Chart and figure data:
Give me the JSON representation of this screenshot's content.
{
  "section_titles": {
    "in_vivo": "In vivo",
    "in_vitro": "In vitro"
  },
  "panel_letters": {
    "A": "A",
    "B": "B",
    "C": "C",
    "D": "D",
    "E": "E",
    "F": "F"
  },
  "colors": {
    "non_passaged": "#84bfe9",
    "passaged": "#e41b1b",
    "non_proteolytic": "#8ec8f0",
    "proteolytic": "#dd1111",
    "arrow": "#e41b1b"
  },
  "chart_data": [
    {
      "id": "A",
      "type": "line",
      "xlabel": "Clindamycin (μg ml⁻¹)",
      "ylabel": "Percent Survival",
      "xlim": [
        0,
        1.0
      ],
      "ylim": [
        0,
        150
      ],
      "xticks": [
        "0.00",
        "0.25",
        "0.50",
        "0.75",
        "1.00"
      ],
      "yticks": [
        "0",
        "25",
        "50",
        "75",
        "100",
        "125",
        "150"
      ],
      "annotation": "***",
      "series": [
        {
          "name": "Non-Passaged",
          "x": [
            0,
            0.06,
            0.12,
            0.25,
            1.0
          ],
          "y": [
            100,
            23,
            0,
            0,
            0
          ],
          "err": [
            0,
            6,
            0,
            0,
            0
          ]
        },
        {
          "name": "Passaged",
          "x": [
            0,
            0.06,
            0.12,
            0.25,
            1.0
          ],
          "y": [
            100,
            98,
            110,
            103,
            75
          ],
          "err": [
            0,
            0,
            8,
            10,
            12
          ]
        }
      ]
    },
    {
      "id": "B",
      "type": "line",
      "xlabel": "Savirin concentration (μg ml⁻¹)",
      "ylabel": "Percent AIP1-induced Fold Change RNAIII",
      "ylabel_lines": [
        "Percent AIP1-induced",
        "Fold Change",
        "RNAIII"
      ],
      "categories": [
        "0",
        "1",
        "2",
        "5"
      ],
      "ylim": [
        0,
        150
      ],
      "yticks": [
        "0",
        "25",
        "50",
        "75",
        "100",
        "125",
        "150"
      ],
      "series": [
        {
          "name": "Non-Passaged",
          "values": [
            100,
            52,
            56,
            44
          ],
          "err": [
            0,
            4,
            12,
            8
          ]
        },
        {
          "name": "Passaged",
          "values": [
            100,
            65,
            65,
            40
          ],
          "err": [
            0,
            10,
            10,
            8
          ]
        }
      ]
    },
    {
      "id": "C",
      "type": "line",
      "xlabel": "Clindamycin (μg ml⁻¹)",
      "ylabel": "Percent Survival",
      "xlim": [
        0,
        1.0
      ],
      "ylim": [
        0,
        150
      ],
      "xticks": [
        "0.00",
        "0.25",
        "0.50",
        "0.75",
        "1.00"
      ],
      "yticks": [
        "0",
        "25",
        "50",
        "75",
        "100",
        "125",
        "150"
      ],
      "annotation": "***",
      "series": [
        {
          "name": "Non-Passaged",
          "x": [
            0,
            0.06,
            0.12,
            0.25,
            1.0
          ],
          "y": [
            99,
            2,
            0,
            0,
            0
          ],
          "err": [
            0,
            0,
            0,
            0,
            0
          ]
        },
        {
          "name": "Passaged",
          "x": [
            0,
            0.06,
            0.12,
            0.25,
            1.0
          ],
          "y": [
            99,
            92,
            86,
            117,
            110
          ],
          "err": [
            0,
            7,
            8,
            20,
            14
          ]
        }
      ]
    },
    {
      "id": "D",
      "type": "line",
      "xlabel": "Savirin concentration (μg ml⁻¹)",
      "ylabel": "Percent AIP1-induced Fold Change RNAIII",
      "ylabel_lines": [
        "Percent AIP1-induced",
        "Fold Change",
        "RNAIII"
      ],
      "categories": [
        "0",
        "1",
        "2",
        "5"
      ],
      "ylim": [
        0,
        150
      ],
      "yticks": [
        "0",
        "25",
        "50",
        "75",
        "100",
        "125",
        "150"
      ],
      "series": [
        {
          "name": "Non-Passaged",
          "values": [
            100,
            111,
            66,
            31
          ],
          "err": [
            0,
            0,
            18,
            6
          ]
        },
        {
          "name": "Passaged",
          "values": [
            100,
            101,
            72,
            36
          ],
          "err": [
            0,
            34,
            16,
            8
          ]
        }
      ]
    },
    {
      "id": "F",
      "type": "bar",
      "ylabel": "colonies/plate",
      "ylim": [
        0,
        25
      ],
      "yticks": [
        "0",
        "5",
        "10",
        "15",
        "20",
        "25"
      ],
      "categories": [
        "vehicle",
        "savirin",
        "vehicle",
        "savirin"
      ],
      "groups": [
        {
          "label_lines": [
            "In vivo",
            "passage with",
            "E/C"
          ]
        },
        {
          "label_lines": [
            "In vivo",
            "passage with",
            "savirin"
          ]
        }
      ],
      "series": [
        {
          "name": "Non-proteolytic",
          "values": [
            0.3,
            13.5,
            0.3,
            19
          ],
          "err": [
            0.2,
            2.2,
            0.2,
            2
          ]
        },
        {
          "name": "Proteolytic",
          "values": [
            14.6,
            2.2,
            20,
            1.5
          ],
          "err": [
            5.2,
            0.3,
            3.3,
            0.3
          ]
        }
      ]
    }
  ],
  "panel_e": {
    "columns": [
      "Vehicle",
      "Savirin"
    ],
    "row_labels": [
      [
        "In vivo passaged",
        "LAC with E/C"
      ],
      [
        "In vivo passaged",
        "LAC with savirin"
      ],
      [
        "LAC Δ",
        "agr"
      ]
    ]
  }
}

### SET PROBLEM:
Repeat the material above in full, keeping every word.

### RESPONSE:
Give me the JSON representation of this screenshot's content.
{
  "section_titles": {
    "in_vivo": "In vivo",
    "in_vitro": "In vitro"
  },
  "panel_letters": {
    "A": "A",
    "B": "B",
    "C": "C",
    "D": "D",
    "E": "E",
    "F": "F"
  },
  "colors": {
    "non_passaged": "#84bfe9",
    "passaged": "#e41b1b",
    "non_proteolytic": "#8ec8f0",
    "proteolytic": "#dd1111",
    "arrow": "#e41b1b"
  },
  "chart_data": [
    {
      "id": "A",
      "type": "line",
      "xlabel": "Clindamycin (μg ml⁻¹)",
      "ylabel": "Percent Survival",
      "xlim": [
        0,
        1.0
      ],
      "ylim": [
        0,
        150
      ],
      "xticks": [
        "0.00",
        "0.25",
        "0.50",
        "0.75",
        "1.00"
      ],
      "yticks": [
        "0",
        "25",
        "50",
        "75",
        "100",
        "125",
        "150"
      ],
      "annotation": "***",
      "series": [
        {
          "name": "Non-Passaged",
          "x": [
            0,
            0.06,
            0.12,
            0.25,
            1.0
          ],
          "y": [
            100,
            23,
            0,
            0,
            0
          ],
          "err": [
            0,
            6,
            0,
            0,
            0
          ]
        },
        {
          "name": "Passaged",
          "x": [
            0,
            0.06,
            0.12,
            0.25,
            1.0
          ],
          "y": [
            100,
            98,
            110,
            103,
            75
          ],
          "err": [
            0,
            0,
            8,
            10,
            12
          ]
        }
      ]
    },
    {
      "id": "B",
      "type": "line",
      "xlabel": "Savirin concentration (μg ml⁻¹)",
      "ylabel": "Percent AIP1-induced Fold Change RNAIII",
      "ylabel_lines": [
        "Percent AIP1-induced",
        "Fold Change",
        "RNAIII"
      ],
      "categories": [
        "0",
        "1",
        "2",
        "5"
      ],
      "ylim": [
        0,
        150
      ],
      "yticks": [
        "0",
        "25",
        "50",
        "75",
        "100",
        "125",
        "150"
      ],
      "series": [
        {
          "name": "Non-Passaged",
          "values": [
            100,
            52,
            56,
            44
          ],
          "err": [
            0,
            4,
            12,
            8
          ]
        },
        {
          "name": "Passaged",
          "values": [
            100,
            65,
            65,
            40
          ],
          "err": [
            0,
            10,
            10,
            8
          ]
        }
      ]
    },
    {
      "id": "C",
      "type": "line",
      "xlabel": "Clindamycin (μg ml⁻¹)",
      "ylabel": "Percent Survival",
      "xlim": [
        0,
        1.0
      ],
      "ylim": [
        0,
        150
      ],
      "xticks": [
        "0.00",
        "0.25",
        "0.50",
        "0.75",
        "1.00"
      ],
      "yticks": [
        "0",
        "25",
        "50",
        "75",
        "100",
        "125",
        "150"
      ],
      "annotation": "***",
      "series": [
        {
          "name": "Non-Passaged",
          "x": [
            0,
            0.06,
            0.12,
            0.25,
            1.0
          ],
          "y": [
            99,
            2,
            0,
            0,
            0
          ],
          "err": [
            0,
            0,
            0,
            0,
            0
          ]
        },
        {
          "name": "Passaged",
          "x": [
            0,
            0.06,
            0.12,
            0.25,
            1.0
          ],
          "y": [
            99,
            92,
            86,
            117,
            110
          ],
          "err": [
            0,
            7,
            8,
            20,
            14
          ]
        }
      ]
    },
    {
      "id": "D",
      "type": "line",
      "xlabel": "Savirin concentration (μg ml⁻¹)",
      "ylabel": "Percent AIP1-induced Fold Change RNAIII",
      "ylabel_lines": [
        "Percent AIP1-induced",
        "Fold Change",
        "RNAIII"
      ],
      "categories": [
        "0",
        "1",
        "2",
        "5"
      ],
      "ylim": [
        0,
        150
      ],
      "yticks": [
        "0",
        "25",
        "50",
        "75",
        "100",
        "125",
        "150"
      ],
      "series": [
        {
          "name": "Non-Passaged",
          "values": [
            100,
            111,
            66,
            31
          ],
          "err": [
            0,
            0,
            18,
            6
          ]
        },
        {
          "name": "Passaged",
          "values": [
            100,
            101,
            72,
            36
          ],
          "err": [
            0,
            34,
            16,
            8
          ]
        }
      ]
    },
    {
      "id": "F",
      "type": "bar",
      "ylabel": "colonies/plate",
      "ylim": [
        0,
        25
      ],
      "yticks": [
        "0",
        "5",
        "10",
        "15",
        "20",
        "25"
      ],
      "categories": [
        "vehicle",
        "savirin",
        "vehicle",
        "savirin"
      ],
      "groups": [
        {
          "label_lines": [
            "In vivo",
            "passage with",
            "E/C"
          ]
        },
        {
          "label_lines": [
            "In vivo",
            "passage with",
            "savirin"
          ]
        }
      ],
      "series": [
        {
          "name": "Non-proteolytic",
          "values": [
            0.3,
            13.5,
            0.3,
            19
          ],
          "err": [
            0.2,
            2.2,
            0.2,
            2
          ]
        },
        {
          "name": "Proteolytic",
          "values": [
            14.6,
            2.2,
            20,
            1.5
          ],
          "err": [
            5.2,
            0.3,
            3.3,
            0.3
          ]
        }
      ]
    }
  ],
  "panel_e": {
    "columns": [
      "Vehicle",
      "Savirin"
    ],
    "row_labels": [
      [
        "In vivo passaged",
        "LAC with E/C"
      ],
      [
        "In vivo passaged",
        "LAC with savirin"
      ],
      [
        "LAC Δ",
        "agr"
      ]
    ]
  }
}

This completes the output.